> **PROBLEMS TO WORK ON**:
A - Answer these questions from the forum thread on Fumagilin-B in pollen patties, one answer per line and marked the same way:
(i) In what syrup ratio does BEES4U suggest feeding Fumagilin-B?
(ii) From where does Tom G. Laury say semi loads of patties with Fumag mixed in are going out?
(iii) How much Fumagilin is Keith Jarrett mixing per batch, and how large is that batch?
B - Give the lines of the listing that start at the line containing "Output each element" and end at the line containing "Circle shape: [97, 416, 102, 422]", both included, as a JSON list of strings with one string per line and blank lines left out.

# Fumagilin-B in Pollen Patties



## Keith Jarrett (Dec 10, 2006)

Matt Beekman said:


> I was wondering if anyone out there has has any experience mixing Fumagilin-B in there pollen patties. /QUOTE]
> 
> Yes, I know guys running full strength with no adverse effects.


----------



## high rate of speed (Jan 4, 2008)

Yes, but how fast does it break down?Thats the million $ question.


----------



## Matt Beekman (Dec 15, 2007)

*Break Down*

Great question High Rate of Speed. Does it break down due to temps. or exposure to sunlight?


----------



## Keith Jarrett (Dec 10, 2006)

OR, because it has been exposed to syrup?

Heck Lou, you got a million bucks to the question.


----------



## BEES4U (Oct 10, 2007)

*mixing Fumagilin-B in there pollen patties*

The manufacturer was considering doing some tests.
Why not feed it in 2:1 syrup and put it where it belongs in the proximety of the brood nest?
Ernie


----------



## Keith Jarrett (Dec 10, 2006)

Ernie,

What if the bees don't need syrup?

What if you have two thousand hives and you would like to eliminate a few steps.

It's just a couple gallons, I know.


----------



## Tom G. Laury (May 24, 2008)

*Fumagillan in patties*

I haven't done it but I know that semi loads of patties are going out of Lindsay Calif with Fumag mixed in to them. More than would all be fed at once I think. Competent people too.


----------



## high rate of speed (Jan 4, 2008)

How many thousands of dollars have been wasted in fumagilin and tanker loads of syrup gone bad?LOL.


----------



## BEES4U (Oct 10, 2007)

*you would like to eliminate a few steps.*

We need to eliminate as many steps as possible even befor fuel went to over $4.00/ gallon.
How do we incorporate the Fumagillin into the patties.
Ernie


----------



## JoshJames (Jun 12, 2009)

Has anyone gotten more info on feeding fumagilin mixed in the patties to control N. Ceranae? If so, what is the recommended(I realize that there really is no "recommended dosage for N. Ceranae) dosage per 1(or more) pound patty per hive? And will the Fumagilin break down before being eaten by the bee's? I tried contacting the manufacturers but haven't heard back from them in over a week...Thanks for any info!


----------



## Keith Jarrett (Dec 10, 2006)

JoshJames said:


> Has anyone gotten more info on feeding fumagilin mixed in the patties !


Yes JJ, were mixing one jar per 340lb batch, and putting on about 3.5 lb patty per hive. This is for a coustomer order.
Keith


----------



## swarm_trapper (Jun 19, 2003)

> **GIVEN RECORDS**:
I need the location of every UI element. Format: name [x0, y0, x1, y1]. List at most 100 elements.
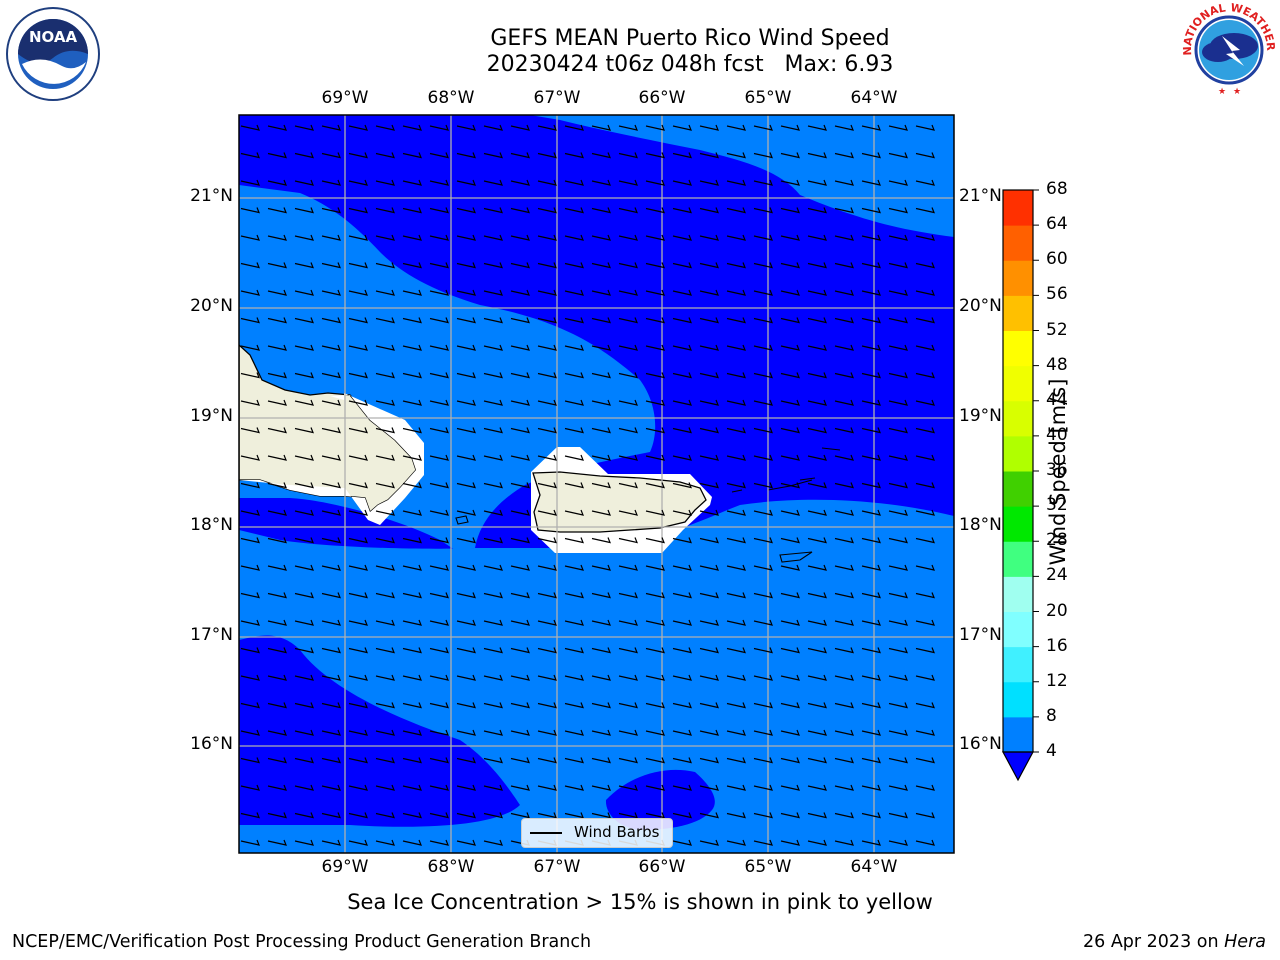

==

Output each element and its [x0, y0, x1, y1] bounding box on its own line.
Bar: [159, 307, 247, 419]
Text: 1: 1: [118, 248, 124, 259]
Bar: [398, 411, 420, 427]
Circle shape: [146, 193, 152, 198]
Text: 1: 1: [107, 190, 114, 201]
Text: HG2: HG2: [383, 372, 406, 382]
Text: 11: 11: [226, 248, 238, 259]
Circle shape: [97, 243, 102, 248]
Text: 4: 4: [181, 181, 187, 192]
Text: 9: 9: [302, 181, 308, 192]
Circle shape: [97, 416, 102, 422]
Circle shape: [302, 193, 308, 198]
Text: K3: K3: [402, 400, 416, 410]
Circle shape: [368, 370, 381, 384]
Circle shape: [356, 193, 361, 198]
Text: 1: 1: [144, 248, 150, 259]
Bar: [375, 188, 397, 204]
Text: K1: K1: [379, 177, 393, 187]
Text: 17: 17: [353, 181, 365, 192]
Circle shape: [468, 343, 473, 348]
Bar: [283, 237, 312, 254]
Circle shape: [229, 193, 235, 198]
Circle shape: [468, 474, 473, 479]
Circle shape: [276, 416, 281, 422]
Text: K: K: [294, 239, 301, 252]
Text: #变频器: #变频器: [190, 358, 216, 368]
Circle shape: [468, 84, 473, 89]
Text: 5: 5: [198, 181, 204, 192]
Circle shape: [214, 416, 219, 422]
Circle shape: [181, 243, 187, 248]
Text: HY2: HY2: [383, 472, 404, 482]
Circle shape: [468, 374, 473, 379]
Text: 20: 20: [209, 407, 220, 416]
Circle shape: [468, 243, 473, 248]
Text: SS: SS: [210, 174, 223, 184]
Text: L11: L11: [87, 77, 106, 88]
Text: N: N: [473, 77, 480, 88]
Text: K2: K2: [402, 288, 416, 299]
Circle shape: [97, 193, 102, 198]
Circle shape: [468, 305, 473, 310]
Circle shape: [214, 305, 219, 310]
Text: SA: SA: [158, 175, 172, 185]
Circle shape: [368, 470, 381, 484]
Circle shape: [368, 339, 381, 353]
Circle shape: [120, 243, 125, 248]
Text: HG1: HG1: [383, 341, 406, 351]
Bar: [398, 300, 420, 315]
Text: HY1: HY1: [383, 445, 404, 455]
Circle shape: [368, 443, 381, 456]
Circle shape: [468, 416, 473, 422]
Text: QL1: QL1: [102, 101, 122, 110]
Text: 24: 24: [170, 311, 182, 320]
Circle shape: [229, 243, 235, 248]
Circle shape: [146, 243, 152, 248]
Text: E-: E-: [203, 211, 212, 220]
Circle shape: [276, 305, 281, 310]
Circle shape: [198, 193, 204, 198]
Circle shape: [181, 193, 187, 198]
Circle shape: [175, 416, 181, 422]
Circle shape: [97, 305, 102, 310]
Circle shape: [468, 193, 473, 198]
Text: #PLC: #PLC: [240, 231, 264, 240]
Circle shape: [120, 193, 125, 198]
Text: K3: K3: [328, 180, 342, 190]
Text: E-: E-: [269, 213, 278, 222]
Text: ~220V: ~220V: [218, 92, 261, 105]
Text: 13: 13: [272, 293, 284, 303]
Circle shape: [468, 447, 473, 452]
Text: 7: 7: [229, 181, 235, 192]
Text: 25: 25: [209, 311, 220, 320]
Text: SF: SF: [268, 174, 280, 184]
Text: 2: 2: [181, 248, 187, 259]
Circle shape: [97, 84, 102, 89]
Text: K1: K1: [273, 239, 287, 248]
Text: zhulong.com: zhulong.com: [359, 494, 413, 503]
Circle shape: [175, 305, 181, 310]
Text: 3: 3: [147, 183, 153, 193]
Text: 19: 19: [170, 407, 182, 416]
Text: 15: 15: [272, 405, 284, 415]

> **ANSWERS FOR THE TASKS**:
A -
(i) 2:1 syrup.
(ii) Lindsay Calif.
(iii) One jar per 340lb batch.

B -
[
  "Output each element and its [x0, y0, x1, y1] bounding box on its own line.",
  "Bar: [159, 307, 247, 419]",
  "Text: 1: 1: [118, 248, 124, 259]",
  "Bar: [398, 411, 420, 427]",
  "Circle shape: [146, 193, 152, 198]",
  "Text: 1: 1: [107, 190, 114, 201]",
  "Text: HG2: HG2: [383, 372, 406, 382]",
  "Text: 11: 11: [226, 248, 238, 259]",
  "Circle shape: [97, 243, 102, 248]",
  "Text: 4: 4: [181, 181, 187, 192]",
  "Text: 9: 9: [302, 181, 308, 192]",
  "Circle shape: [97, 416, 102, 422]"
]